[Start of Records for processing]
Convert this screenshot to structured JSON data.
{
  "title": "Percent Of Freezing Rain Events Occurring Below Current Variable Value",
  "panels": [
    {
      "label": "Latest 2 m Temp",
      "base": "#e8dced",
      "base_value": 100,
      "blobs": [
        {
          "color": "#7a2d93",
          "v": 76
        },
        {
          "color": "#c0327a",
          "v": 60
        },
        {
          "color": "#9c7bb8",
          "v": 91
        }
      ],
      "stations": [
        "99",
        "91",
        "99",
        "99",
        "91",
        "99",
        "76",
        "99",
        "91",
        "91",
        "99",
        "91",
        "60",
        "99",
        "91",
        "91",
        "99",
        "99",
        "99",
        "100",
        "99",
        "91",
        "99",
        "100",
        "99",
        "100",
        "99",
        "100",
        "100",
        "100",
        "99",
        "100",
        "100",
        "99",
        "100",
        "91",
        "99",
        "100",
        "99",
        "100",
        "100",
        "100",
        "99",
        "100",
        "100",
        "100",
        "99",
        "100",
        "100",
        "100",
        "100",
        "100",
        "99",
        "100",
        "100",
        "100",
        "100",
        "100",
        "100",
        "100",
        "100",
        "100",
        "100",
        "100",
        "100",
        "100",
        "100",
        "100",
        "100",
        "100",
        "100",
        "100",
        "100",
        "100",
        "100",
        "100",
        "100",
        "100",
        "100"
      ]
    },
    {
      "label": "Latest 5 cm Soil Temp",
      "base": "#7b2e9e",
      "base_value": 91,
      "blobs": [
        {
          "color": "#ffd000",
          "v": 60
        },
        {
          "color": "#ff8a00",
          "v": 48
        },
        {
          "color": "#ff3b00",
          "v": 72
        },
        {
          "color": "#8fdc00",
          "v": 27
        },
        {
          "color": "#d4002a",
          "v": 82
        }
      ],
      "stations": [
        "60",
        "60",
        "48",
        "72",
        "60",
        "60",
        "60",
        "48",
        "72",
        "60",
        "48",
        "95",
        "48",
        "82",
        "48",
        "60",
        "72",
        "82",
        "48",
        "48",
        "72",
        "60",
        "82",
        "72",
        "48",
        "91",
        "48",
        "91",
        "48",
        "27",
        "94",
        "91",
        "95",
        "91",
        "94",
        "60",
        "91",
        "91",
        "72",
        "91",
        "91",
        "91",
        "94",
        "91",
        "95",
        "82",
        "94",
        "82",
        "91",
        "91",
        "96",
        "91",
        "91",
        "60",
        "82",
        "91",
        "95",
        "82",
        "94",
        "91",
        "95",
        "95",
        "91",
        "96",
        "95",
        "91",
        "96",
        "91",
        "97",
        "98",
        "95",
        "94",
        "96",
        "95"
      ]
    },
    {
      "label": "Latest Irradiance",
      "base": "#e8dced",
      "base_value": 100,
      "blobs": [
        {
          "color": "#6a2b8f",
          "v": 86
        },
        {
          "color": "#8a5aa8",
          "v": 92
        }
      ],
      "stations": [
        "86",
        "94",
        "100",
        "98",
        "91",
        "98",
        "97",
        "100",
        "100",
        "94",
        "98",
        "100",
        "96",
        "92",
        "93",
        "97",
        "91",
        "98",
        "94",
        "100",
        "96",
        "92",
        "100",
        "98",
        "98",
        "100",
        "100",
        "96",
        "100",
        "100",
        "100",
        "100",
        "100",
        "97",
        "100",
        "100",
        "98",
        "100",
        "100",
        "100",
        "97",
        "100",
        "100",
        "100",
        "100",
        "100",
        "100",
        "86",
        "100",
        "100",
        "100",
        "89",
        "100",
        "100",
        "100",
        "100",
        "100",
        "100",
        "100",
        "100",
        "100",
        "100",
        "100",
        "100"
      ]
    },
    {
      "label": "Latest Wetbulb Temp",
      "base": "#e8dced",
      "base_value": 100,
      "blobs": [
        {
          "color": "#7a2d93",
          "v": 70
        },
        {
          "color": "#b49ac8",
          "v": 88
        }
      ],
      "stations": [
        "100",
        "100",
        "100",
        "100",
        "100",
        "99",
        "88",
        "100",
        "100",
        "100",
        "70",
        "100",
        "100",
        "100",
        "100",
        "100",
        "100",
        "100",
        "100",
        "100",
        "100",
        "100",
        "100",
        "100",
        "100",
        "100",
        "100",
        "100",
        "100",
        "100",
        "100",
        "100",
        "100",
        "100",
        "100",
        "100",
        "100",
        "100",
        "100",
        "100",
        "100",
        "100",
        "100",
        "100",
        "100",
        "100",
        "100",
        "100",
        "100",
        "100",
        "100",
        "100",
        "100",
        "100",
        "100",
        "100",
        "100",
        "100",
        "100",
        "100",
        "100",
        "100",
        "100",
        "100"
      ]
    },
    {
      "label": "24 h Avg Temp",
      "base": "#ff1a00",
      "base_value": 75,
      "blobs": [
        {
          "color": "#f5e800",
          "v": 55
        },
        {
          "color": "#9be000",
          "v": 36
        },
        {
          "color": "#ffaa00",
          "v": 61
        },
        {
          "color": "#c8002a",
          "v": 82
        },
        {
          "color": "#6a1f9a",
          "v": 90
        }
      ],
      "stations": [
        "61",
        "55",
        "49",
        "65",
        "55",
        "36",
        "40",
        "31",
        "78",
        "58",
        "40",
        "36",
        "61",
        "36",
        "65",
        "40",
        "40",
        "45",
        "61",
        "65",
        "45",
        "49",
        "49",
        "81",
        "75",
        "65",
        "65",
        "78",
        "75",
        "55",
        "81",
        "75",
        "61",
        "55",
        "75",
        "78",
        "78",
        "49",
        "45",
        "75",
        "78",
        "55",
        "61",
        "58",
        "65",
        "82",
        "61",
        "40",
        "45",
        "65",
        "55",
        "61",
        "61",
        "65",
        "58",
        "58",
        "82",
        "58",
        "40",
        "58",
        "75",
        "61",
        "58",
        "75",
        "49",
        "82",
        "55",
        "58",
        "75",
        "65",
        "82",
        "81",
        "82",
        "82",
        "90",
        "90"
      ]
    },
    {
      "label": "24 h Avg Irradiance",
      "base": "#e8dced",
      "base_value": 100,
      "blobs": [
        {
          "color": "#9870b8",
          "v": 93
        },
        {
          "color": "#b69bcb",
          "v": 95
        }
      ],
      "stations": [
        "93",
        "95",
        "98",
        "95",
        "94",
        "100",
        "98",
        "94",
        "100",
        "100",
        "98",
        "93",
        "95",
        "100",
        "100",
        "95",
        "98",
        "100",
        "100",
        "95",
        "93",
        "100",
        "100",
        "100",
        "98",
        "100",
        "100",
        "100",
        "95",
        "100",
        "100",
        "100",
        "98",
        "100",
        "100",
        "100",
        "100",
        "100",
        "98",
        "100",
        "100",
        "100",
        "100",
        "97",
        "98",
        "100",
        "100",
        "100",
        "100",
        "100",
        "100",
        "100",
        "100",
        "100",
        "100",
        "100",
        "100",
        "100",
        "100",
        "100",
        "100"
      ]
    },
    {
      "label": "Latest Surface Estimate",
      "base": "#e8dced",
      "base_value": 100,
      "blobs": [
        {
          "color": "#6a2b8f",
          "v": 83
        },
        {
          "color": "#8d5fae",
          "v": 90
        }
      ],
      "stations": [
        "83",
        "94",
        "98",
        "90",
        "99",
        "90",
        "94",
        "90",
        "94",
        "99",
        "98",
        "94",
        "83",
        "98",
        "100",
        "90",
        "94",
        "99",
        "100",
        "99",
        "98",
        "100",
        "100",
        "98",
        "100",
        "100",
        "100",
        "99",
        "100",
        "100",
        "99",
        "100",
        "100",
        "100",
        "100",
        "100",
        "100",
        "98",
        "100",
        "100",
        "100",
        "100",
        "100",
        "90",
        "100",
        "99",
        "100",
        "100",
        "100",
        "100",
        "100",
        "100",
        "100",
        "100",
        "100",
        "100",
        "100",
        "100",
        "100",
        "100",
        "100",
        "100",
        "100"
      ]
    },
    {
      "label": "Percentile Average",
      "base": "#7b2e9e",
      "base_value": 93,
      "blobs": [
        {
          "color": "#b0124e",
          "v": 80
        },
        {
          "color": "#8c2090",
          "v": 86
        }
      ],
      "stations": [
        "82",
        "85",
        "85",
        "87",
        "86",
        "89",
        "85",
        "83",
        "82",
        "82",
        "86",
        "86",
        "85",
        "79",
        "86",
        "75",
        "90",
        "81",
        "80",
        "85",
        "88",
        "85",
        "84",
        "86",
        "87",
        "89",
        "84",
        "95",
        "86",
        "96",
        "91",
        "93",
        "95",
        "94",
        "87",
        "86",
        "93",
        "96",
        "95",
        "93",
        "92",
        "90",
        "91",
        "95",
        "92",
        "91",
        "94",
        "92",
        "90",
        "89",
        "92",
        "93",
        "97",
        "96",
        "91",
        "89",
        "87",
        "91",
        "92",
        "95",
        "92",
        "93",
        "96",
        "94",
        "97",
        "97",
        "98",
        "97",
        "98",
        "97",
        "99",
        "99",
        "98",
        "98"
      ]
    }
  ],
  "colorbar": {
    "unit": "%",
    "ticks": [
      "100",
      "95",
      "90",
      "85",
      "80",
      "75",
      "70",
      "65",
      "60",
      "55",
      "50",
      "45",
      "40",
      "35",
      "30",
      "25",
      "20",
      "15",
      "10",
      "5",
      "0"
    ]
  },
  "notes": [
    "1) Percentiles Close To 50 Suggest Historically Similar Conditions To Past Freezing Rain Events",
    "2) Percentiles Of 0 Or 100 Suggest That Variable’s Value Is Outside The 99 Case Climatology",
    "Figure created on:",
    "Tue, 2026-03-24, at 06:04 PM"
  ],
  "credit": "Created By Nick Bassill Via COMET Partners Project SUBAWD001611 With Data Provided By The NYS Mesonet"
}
[End of Records for processing]
Pick out the lines that have the word "Events". Copy them all.

#### The response
  "title": "Percent Of Freezing Rain Events Occurring Below Current Variable Value",
    "1) Percentiles Close To 50 Suggest Historically Similar Conditions To Past Freezing Rain Events",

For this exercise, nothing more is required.